▶ Problem:
Answer these from the passage on John Armstrong's ode:
1. In what year did Armstrong publish Marriage, an Ode?
2. Whose authority does Armstrong present the Marriage Act as directly challenging?
3. Besides the lives of children, what could the injustice of the Marriage Act destroy, according to the passage's summary of Armstrong's claim?

▶ Text shown:

--------------------

In 1764, John Armstrong published his own poetic attack on the Marriage Act. Separated from its implementation by a decade, Armstrong’s Marriage, an Ode is interesting in that it very clearly addresses the changes brought about by the statute. The poem begins by asserting the randomness of the natural lottery, which “Marks who shall rule or till the earth, / Th’ignoble, or the great.”[12] Armstrong’s use of the chance of birth reminds his readers that such privilege is not earned and that any codification of one groups disenfranchisement based solely on birth is inherently unjust. Furthermore, Armstrong presents the Marriage Act as a direct challenge to Divine authority: “The Sire condemns what God approves, / And Tyranny is Law.”[13] The Lord Chancellor, as head of the Law, is by extension a tyrant. That tyranny is extended to the parents among the upper classes, for whose children “No luxury refus’d but one— / Domestic Happiness.”[14] The generous love of youth is limited only by the greed of the older generation. According to Armstrong, this has disastrous consequences. Their children become the sacrificial victims of their greed—“Better the sacrificing Kinfe, /Plung’d in her bosom, end that life / Thy fatal Passion gave”[15]—while the parents maintain their shallow concern for wealth. Blame for the lust-driven reactions of the denied children rests solely with the parents: “Welcom’d by Thee chaste Love had shed / His blessings o’er that dismal Bed, / Now wrapt in guild and fear”[16] In summary, Armstrong claims that the injustice of the Marriage Act, enforced by ambitious parents, could destroy not only the lives of children, but the entire basis of the family: a stable spousal relationship.

--------------------

▶ Supplied material:

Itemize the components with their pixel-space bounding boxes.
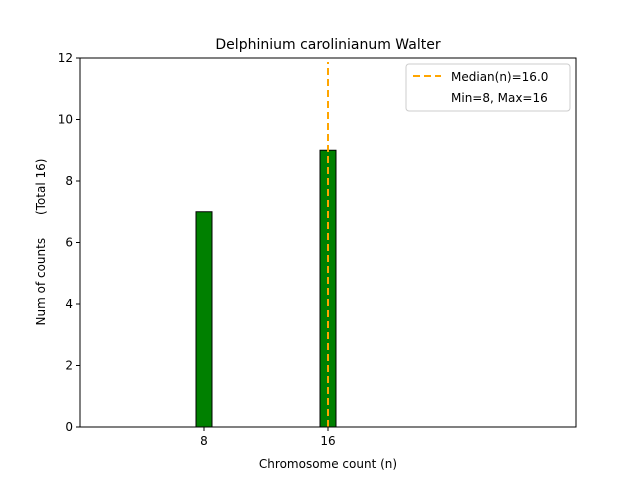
legend: Median(n)=16.0 Min=8, Max=16 (405, 63, 571, 112)
bar-8 (195, 211, 213, 428)
legend-median-label: Median(n)=16.0 (451, 70, 548, 84)
y-tick-label: 8 (65, 174, 73, 188)
x-tick-label: 16 (320, 434, 335, 448)
y-tick-label: 12 (58, 51, 73, 65)
legend-box (405, 63, 571, 112)
y-axis-ticks: 0 2 4 6 8 10 12 (58, 51, 80, 434)
legend-range-label: Min=8, Max=16 (451, 91, 548, 105)
y-tick-label: 2 (65, 359, 73, 373)
x-axis-label: Chromosome count (n) (259, 457, 397, 471)
x-axis-ticks: 8 16 (200, 427, 336, 448)
y-axis-label: Num of counts (Total 16) (34, 159, 48, 326)
y-tick-label: 10 (58, 113, 73, 127)
y-tick-label: 0 (65, 420, 73, 434)
y-tick-label: 6 (65, 236, 73, 250)
y-tick-label: 4 (65, 297, 73, 311)
x-tick-label: 8 (200, 434, 208, 448)
chart-title: Delphinium carolinianum Walter (215, 37, 440, 53)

--------------------

▶ Full solution:
1. 1764
2. Divine authority
3. The entire basis of the family: a stable spousal relationship